### THE TASK
Among the entries below, find how many lines carry the word "this" and state only that figure.

### EXTRACTED RECORDS
>> START
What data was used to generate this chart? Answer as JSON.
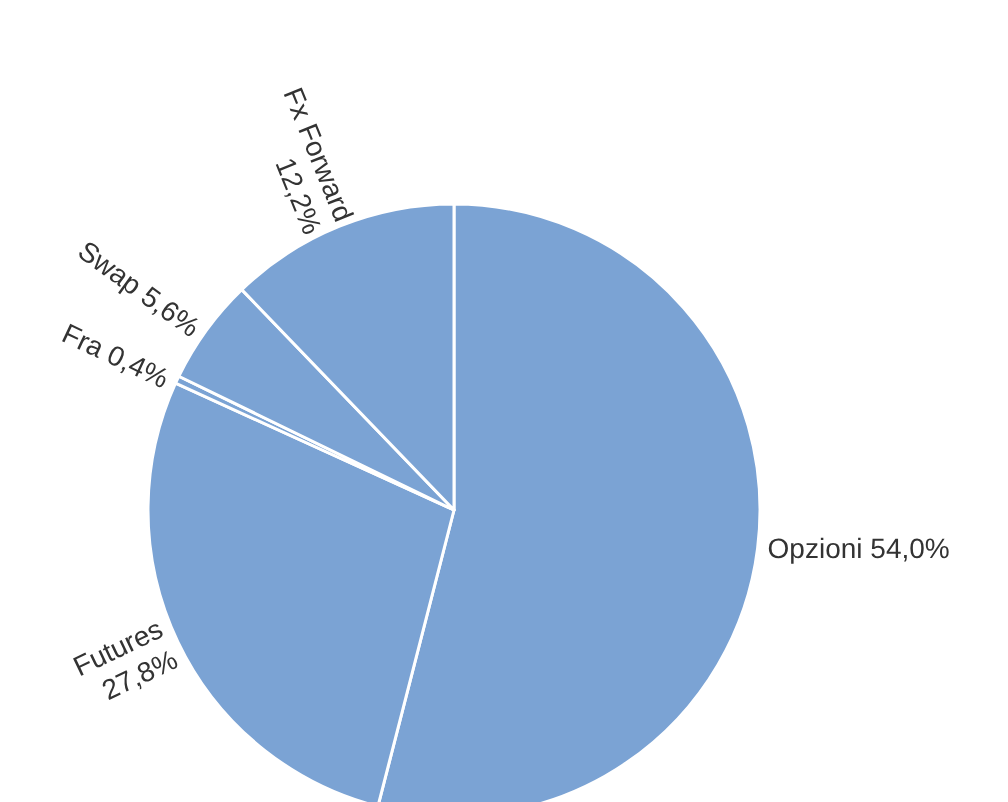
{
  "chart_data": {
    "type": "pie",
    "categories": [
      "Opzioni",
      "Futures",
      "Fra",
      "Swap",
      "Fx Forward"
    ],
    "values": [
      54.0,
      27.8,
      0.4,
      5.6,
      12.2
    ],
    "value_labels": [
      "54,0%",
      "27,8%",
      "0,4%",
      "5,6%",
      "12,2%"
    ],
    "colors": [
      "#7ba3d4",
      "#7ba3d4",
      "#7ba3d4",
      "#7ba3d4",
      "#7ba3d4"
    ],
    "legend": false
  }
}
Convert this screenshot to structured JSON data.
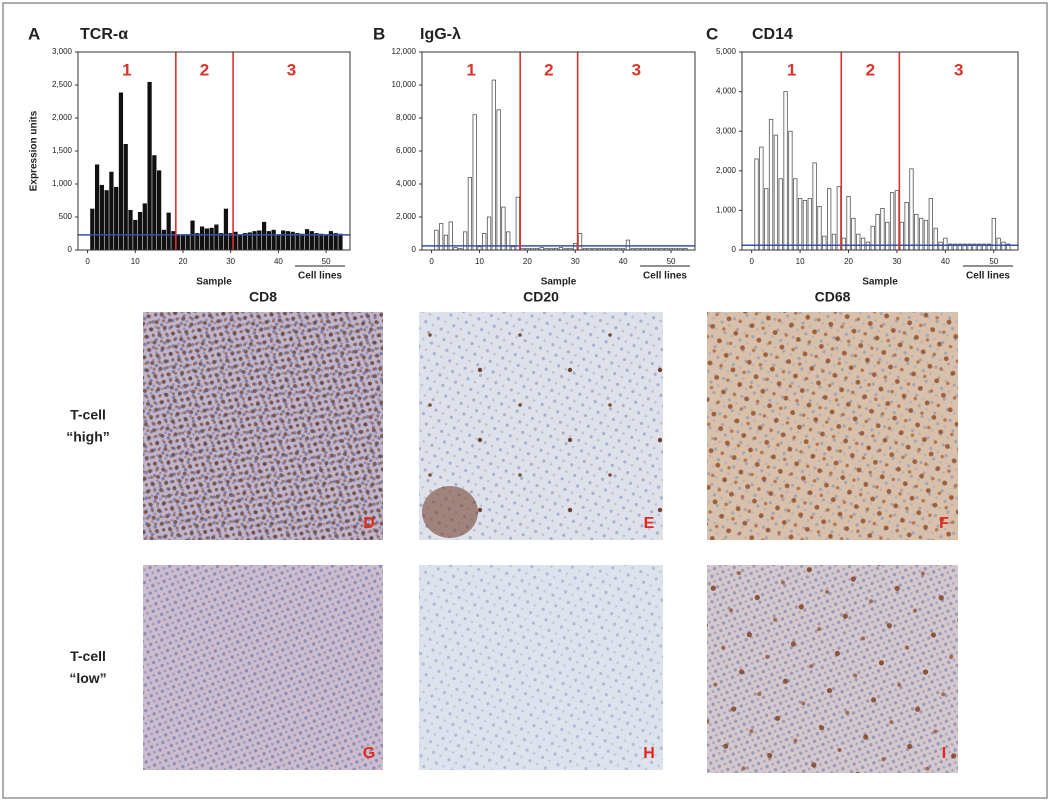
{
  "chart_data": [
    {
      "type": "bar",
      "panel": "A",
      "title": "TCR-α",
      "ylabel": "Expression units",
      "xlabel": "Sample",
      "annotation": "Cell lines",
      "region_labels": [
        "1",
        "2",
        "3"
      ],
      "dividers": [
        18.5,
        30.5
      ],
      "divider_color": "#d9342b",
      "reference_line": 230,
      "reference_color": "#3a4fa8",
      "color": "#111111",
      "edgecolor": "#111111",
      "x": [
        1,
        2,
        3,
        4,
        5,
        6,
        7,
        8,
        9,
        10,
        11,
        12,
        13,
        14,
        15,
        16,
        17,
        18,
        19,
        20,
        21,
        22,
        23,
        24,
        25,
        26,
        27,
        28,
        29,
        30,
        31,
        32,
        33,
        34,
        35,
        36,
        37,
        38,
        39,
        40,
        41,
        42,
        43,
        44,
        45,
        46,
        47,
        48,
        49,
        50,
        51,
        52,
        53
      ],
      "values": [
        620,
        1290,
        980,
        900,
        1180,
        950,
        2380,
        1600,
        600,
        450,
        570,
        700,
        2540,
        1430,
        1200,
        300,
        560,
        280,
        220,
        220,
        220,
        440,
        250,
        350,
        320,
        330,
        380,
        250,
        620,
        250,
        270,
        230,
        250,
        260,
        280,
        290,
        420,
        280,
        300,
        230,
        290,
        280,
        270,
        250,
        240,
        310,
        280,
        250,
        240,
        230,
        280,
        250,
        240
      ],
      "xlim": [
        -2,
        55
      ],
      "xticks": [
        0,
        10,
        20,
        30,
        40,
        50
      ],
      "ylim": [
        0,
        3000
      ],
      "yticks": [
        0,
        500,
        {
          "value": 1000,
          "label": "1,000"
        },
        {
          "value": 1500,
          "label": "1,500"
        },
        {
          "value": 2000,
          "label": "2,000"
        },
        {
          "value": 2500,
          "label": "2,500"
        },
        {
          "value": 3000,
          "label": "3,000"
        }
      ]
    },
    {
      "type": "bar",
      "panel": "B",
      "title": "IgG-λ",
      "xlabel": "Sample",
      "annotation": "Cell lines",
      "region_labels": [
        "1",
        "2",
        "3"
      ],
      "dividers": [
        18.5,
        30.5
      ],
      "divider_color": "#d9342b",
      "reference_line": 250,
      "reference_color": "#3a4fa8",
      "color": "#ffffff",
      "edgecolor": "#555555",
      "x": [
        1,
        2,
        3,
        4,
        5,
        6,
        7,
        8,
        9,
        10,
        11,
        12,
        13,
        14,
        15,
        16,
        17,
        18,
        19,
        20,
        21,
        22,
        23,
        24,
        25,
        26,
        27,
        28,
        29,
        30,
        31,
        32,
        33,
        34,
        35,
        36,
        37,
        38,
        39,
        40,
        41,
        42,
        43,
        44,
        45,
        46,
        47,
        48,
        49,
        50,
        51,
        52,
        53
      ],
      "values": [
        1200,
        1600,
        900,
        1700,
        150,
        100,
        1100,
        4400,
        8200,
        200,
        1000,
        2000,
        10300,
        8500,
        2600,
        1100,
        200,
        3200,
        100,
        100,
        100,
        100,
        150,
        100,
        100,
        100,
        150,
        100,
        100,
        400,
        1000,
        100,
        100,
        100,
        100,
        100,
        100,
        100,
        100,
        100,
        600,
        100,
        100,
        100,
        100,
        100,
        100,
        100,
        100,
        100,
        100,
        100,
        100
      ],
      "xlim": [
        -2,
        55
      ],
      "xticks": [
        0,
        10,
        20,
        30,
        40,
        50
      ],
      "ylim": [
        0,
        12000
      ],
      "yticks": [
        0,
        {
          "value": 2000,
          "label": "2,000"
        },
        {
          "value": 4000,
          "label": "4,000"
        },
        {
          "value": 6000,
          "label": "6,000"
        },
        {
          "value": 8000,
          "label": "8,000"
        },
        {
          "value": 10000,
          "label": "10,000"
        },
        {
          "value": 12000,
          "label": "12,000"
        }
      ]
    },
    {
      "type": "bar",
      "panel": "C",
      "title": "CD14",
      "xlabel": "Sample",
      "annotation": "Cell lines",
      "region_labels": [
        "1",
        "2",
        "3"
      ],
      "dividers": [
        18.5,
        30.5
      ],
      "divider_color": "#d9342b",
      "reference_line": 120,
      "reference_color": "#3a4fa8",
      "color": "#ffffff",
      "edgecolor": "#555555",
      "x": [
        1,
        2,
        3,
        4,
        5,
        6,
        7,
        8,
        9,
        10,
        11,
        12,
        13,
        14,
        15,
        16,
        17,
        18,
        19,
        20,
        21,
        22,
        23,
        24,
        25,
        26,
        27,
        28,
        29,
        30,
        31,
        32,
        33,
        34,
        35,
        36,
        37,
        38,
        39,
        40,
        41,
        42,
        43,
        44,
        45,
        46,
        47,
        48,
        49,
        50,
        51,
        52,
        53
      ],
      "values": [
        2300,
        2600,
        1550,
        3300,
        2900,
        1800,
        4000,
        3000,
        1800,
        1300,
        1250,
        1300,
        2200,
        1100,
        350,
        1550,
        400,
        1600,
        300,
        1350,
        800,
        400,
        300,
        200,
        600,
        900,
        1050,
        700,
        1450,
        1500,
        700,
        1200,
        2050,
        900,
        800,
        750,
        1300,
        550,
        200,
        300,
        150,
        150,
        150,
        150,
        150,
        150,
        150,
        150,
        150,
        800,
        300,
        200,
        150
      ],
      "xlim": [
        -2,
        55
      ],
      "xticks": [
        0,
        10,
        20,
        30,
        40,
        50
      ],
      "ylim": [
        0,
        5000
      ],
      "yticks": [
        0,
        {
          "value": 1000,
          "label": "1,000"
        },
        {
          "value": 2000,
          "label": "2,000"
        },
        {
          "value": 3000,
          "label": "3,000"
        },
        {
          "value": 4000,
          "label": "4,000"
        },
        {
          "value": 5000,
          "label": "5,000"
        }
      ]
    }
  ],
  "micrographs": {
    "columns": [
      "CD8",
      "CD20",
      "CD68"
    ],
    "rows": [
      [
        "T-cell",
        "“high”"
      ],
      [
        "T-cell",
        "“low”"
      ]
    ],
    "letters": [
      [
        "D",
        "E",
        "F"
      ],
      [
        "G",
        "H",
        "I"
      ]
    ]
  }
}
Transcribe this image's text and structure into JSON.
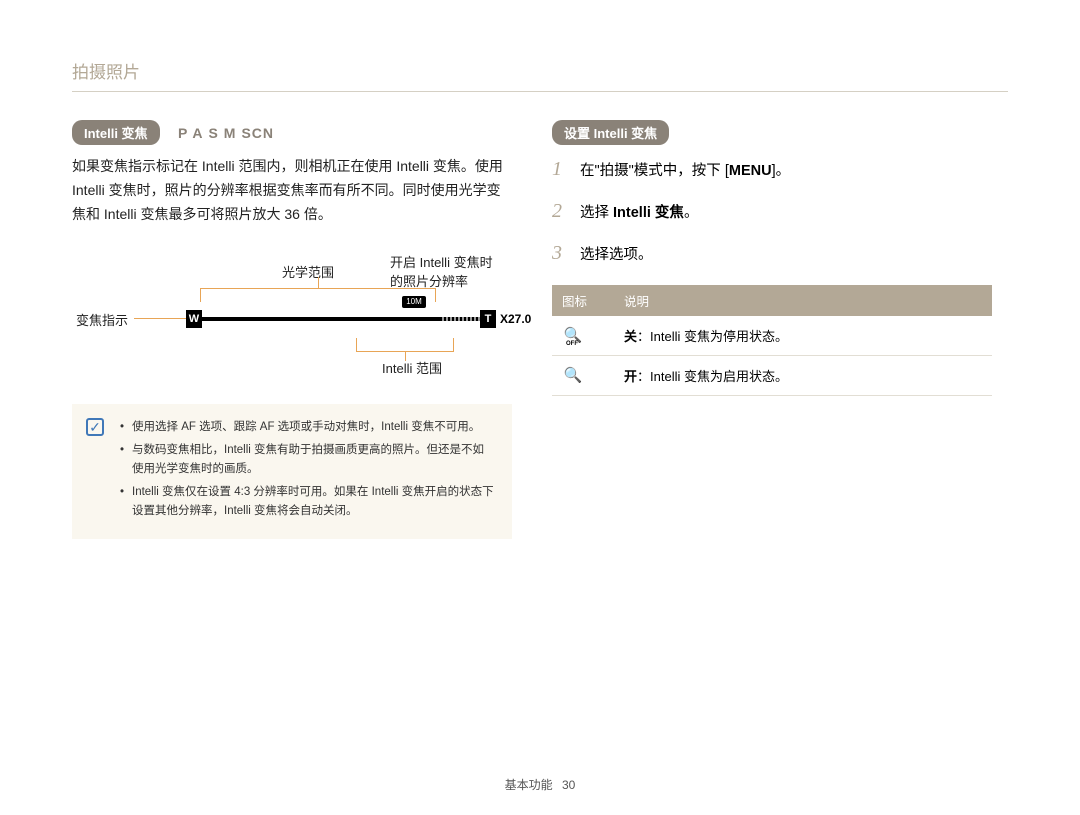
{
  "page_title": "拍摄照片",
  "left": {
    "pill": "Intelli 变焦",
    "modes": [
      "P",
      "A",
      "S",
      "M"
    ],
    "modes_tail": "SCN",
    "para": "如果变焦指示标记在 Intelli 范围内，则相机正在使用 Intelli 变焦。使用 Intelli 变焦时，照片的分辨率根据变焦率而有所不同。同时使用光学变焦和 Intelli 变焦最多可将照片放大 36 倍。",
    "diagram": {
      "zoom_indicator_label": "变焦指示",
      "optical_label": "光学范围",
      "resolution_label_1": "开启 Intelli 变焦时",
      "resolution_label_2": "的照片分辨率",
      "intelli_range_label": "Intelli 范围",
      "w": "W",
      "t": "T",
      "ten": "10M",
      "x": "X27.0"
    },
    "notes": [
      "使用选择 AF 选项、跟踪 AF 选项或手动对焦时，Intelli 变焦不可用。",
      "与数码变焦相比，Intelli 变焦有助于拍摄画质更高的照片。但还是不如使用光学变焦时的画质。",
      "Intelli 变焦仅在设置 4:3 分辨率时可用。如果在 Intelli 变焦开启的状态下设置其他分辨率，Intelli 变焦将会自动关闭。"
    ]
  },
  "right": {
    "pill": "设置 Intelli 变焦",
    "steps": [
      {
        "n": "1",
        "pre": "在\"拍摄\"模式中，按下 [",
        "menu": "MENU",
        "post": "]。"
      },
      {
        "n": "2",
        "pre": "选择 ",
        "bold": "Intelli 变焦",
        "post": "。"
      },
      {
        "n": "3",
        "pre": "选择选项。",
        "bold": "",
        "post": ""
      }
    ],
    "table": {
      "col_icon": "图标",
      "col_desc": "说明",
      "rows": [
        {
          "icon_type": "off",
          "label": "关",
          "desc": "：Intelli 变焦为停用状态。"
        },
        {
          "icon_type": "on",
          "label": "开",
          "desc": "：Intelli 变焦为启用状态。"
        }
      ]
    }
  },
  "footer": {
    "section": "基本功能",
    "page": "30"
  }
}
>> END
### RESPONSE TO THE EXERCISE
3